Gather each line in the entries that includes the string "AutomationToolLauncher".
/---
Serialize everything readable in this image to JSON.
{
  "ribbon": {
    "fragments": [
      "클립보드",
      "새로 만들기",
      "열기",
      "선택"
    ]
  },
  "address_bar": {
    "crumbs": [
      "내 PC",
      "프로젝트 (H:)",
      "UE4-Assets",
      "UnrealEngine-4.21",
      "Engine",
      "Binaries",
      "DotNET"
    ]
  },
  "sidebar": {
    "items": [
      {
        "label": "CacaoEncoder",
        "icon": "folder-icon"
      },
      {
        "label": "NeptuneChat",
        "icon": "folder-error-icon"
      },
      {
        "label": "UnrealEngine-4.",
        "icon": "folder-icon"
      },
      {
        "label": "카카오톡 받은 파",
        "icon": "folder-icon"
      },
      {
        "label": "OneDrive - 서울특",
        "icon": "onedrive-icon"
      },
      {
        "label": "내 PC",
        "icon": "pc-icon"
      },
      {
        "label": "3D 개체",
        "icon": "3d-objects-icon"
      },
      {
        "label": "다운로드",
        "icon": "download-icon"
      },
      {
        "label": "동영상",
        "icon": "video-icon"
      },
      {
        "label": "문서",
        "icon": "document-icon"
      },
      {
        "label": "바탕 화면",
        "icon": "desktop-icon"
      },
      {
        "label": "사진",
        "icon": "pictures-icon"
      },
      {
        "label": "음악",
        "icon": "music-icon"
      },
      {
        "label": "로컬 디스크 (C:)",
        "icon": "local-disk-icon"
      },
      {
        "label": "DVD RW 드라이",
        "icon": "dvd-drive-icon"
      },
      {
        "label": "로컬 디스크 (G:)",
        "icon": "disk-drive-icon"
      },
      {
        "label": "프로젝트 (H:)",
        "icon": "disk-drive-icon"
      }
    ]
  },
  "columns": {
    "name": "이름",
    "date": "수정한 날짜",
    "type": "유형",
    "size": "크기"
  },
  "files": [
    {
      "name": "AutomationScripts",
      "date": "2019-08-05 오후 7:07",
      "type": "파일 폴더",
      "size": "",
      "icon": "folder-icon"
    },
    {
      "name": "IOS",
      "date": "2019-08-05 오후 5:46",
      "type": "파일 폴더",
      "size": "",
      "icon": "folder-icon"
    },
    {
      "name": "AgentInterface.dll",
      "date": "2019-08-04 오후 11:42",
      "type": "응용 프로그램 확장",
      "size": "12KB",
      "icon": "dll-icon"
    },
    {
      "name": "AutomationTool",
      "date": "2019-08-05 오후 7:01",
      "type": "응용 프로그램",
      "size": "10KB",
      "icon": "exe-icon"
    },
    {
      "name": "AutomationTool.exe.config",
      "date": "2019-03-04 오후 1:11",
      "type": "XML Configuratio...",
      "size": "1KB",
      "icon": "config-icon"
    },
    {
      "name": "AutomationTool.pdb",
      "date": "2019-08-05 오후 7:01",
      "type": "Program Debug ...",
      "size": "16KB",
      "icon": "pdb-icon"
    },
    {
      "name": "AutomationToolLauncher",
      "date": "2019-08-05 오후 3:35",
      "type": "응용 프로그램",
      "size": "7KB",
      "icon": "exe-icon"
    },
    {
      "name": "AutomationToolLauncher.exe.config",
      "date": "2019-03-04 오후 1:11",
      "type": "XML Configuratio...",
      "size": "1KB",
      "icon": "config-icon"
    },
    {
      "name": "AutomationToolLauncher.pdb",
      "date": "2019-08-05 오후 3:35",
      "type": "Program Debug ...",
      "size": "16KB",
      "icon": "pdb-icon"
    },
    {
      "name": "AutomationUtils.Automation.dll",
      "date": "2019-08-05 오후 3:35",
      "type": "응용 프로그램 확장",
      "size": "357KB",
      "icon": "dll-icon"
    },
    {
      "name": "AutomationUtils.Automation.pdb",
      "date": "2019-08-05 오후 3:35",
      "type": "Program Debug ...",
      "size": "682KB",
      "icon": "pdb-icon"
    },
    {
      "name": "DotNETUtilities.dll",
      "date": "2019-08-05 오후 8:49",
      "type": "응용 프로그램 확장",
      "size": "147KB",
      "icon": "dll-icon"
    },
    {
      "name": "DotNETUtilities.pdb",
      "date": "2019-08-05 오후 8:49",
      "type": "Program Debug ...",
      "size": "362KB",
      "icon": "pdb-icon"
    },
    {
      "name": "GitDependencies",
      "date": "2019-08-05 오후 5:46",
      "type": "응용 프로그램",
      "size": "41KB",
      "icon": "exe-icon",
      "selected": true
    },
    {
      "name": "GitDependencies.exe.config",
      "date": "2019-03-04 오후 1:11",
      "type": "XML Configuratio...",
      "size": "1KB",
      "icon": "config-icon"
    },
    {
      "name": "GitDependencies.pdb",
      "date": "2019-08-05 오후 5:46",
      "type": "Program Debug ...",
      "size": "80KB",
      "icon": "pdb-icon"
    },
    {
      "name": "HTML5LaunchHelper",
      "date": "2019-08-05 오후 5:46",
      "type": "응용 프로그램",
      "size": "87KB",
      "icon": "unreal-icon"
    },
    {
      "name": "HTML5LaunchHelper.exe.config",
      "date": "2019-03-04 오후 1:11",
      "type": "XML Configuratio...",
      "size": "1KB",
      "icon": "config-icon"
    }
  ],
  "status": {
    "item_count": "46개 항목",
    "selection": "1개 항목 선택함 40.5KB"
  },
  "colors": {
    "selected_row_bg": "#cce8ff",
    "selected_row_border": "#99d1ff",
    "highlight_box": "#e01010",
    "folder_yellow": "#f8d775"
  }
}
\---
/---
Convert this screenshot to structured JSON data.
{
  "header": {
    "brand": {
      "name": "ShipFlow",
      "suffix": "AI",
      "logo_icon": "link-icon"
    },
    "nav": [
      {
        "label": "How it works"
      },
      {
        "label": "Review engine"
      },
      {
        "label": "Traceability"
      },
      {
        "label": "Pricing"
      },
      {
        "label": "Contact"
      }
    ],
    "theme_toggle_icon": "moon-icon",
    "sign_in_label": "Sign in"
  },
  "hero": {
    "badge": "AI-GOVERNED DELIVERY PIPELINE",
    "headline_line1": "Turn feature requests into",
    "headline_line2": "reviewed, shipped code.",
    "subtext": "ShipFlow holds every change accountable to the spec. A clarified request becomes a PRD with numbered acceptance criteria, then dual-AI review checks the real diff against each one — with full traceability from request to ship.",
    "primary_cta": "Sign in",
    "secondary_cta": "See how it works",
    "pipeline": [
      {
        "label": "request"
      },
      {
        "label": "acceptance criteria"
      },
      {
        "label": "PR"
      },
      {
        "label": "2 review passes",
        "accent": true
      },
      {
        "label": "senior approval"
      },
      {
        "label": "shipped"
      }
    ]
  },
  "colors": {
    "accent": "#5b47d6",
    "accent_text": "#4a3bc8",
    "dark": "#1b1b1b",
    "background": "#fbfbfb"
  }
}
\---
> _RESULT FOR THIS TASK_:
      "name": "AutomationToolLauncher",
      "name": "AutomationToolLauncher.exe.config",
      "name": "AutomationToolLauncher.pdb",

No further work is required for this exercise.